● **Fonte**
↓

E a chi nega l’importanza delle graduatorie ministeriali, cosa si sente di dire?

Io inviterei chi per motivi di contesa elettorale diffonde notizie false su un’istituzione culturale, ad andare cauto perché stiamo parlando di posti di lavoro e di una fondazione che è proprietà di tutta la città ed è emanazione diretta dell’art. 9 della Costituzione Italiana, in base al quale si difende il patrimonio culturale della nazione. Quando si parla di istituzioni culturali, trovo incivile utilizzarli per la campagna elettorale diffondendo notizie false, colpendo un teatro che, in un certo senso, è patrimonio dell’umanità. Lo dicono chiaro i report di visualizzazione delle nostre dirette streaming che sono visualizzate dal Texas al Canada, fino al Giappone (e sono tutti dati disponibili e verificabili).

Il raddoppio dell’offerta che di prosa e danza è motivato da questi argomenti?

Abbiamo fatto un patto. Con i lavoratori e il sindacato, con il quale abbiamo lavorato. I lavoratori, dal canto loro, hanno risposto benissimo. Ci siamo detti che dovevamo aumentare di molto la produzione del teatro, se avessimo voluto migliorare la condizione dei lavoratori. Mi sembra che questo patto abbia funzionato molto bene. Al 6 giugno di quest’anno siamo arrivati a 580.000 euro di fatturato che va paragonata a quella del 2019. In quell’anno, per tutto l’anno lo sbigliettamento ha fatturato 575.000 euro in tutto l’anno. Oltretutto l’inizio della vendita dei biglietti per la sola prosa ha fruttato alle casse del teatro, nel solo primo giorno di vendita, una cifra di oltre 40.000 euro.

Una risposta senza dubbio positiva da parte del pubblico, no?

La previsione ci dice che, nel 2023, avremo venduto circa 110.000 biglietti. Il teatro cresce, senza dubbio. Noi siamo qui perché il teatro deve crescere ancora di più. Siamo soddisfatti, anche se pensiamo che si possa sempre fare meglio. Ad esempio cercando di coinvolgere ancora di più i giovani.

↑

● **Consegna**
Modifichi il passo dell'intervista che comincia con le parole "Abbiamo fatto un" e si chiude dopo "oltre 40.000 euro.", riportandolo con "accordo" al posto di "patto".

● **Dati registrati**
↓

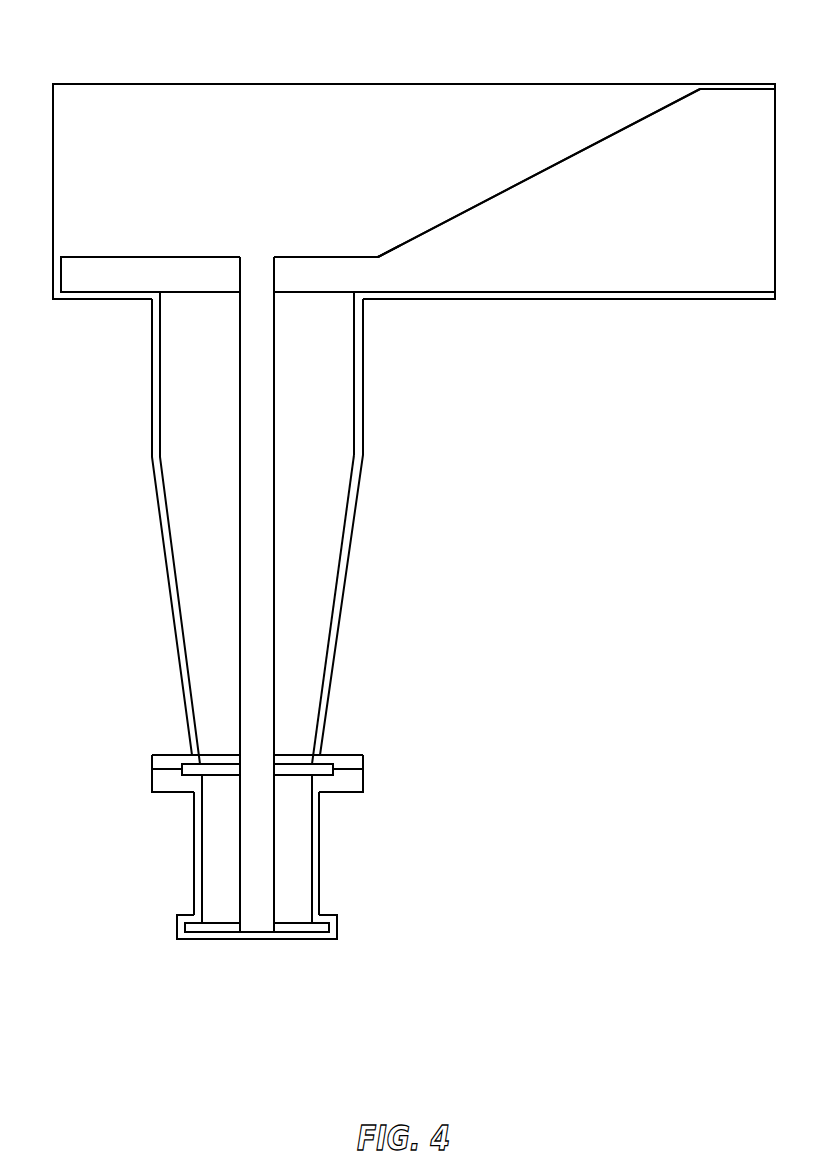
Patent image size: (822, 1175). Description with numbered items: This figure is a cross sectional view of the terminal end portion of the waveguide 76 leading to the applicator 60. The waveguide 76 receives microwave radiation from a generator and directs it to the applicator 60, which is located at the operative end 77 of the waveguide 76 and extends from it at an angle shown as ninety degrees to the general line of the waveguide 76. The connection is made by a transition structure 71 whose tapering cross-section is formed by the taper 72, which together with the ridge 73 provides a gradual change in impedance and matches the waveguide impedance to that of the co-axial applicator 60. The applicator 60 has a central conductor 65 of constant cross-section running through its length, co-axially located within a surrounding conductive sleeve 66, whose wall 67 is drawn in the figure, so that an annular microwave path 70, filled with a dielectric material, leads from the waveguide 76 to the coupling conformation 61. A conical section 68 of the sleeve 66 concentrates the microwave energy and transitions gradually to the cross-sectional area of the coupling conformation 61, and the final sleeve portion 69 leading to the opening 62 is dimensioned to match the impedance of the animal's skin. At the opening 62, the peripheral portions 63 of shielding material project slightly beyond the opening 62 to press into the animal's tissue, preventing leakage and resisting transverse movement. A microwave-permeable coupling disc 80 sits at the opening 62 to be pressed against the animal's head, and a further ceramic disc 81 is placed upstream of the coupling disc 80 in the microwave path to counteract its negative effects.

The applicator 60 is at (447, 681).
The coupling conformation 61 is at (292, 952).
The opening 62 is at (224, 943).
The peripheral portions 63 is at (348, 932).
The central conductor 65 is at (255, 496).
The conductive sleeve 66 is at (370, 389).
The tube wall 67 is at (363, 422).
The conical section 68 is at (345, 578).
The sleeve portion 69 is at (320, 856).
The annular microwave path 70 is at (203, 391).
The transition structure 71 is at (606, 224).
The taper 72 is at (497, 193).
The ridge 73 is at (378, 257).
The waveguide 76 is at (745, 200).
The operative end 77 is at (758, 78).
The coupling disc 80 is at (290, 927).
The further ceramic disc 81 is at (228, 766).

↑
↓

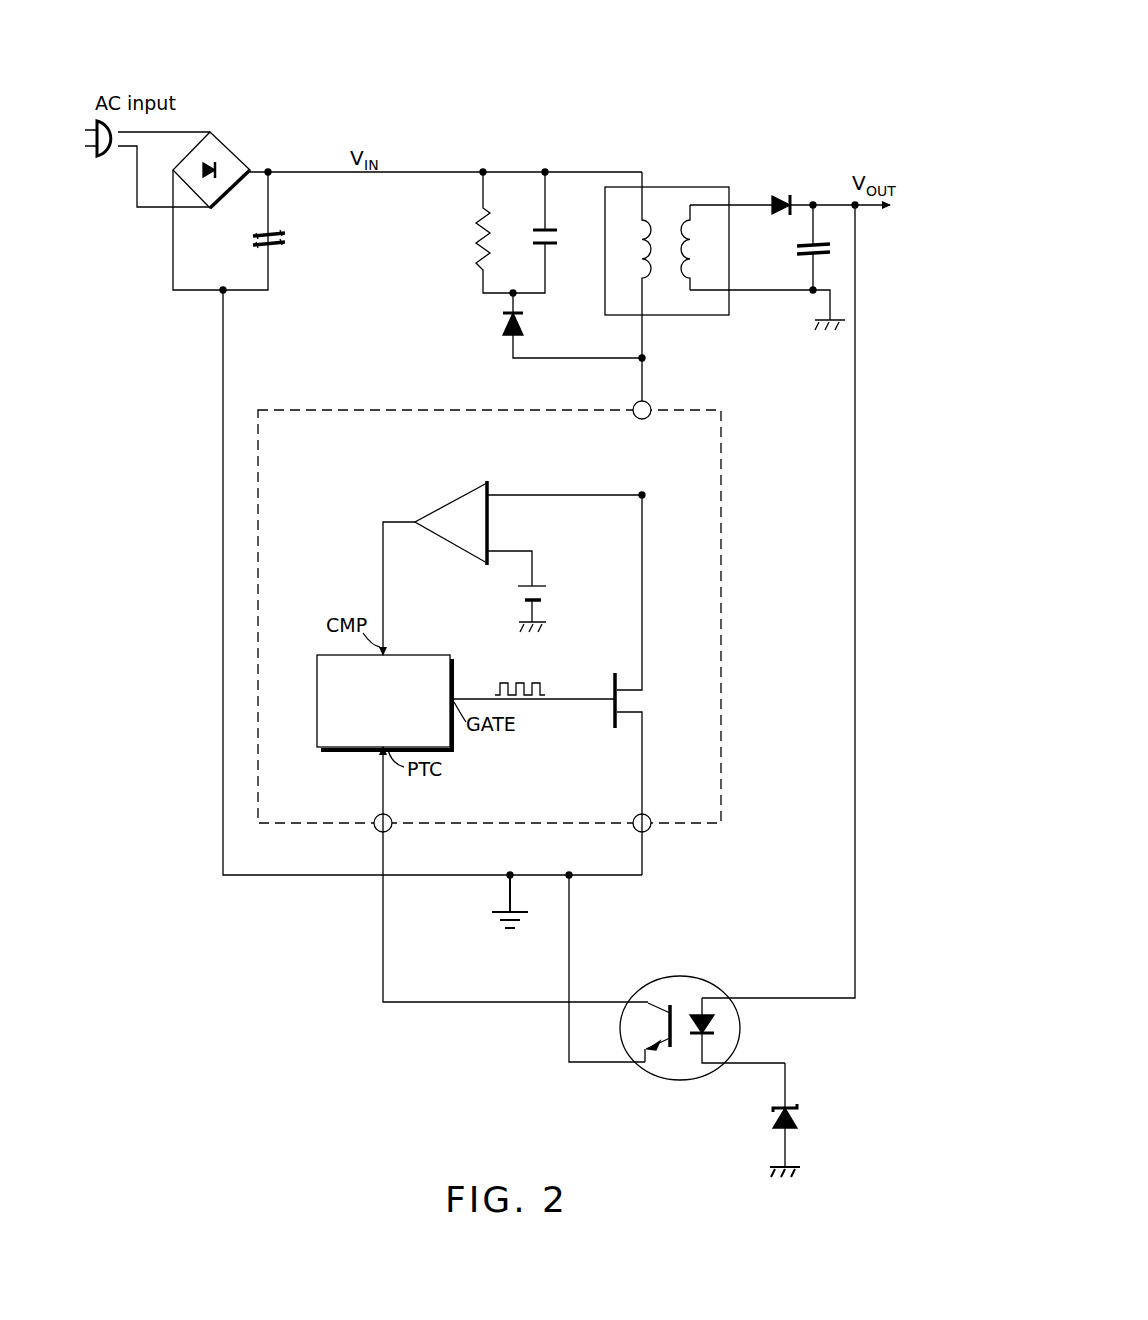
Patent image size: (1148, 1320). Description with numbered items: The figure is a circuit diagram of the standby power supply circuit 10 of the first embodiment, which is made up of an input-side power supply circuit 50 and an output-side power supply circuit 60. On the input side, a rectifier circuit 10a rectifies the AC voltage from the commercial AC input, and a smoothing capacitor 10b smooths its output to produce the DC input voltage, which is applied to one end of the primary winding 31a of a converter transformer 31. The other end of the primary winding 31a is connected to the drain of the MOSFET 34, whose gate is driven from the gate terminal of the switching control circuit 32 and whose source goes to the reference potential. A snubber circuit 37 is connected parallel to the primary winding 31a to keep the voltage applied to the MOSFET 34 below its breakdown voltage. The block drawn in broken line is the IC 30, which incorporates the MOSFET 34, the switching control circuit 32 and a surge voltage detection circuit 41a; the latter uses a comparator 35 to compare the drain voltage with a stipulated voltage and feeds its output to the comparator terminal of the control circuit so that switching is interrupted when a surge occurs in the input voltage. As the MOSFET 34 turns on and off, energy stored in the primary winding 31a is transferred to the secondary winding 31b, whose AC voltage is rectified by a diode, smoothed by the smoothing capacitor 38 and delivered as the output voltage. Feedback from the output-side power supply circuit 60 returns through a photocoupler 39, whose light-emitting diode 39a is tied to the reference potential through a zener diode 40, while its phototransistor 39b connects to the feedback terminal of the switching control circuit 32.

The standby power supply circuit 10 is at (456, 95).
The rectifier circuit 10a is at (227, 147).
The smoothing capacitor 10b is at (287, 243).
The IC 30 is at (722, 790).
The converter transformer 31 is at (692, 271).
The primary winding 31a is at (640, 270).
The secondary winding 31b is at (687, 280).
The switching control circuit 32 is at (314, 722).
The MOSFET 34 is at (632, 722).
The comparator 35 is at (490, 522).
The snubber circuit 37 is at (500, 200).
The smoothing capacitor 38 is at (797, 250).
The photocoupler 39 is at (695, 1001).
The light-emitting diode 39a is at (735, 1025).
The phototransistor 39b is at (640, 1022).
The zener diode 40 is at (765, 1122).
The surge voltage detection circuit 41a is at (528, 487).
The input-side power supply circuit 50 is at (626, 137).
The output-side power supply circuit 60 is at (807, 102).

↑

● **Risultato**
Abbiamo fatto un accordo. Con i lavoratori e il sindacato, con il quale abbiamo lavorato. I lavoratori, dal canto loro, hanno risposto benissimo. Ci siamo detti che dovevamo aumentare di molto la produzione del teatro, se avessimo voluto migliorare la condizione dei lavoratori. Mi sembra che questo accordo abbia funzionato molto bene. Al 6 giugno di quest’anno siamo arrivati a 580.000 euro di fatturato che va paragonata a quella del 2019. In quell’anno, per tutto l’anno lo sbigliettamento ha fatturato 575.000 euro in tutto l’anno. Oltretutto l’inizio della vendita dei biglietti per la sola prosa ha fruttato alle casse del teatro, nel solo primo giorno di vendita, una cifra di oltre 40.000 euro.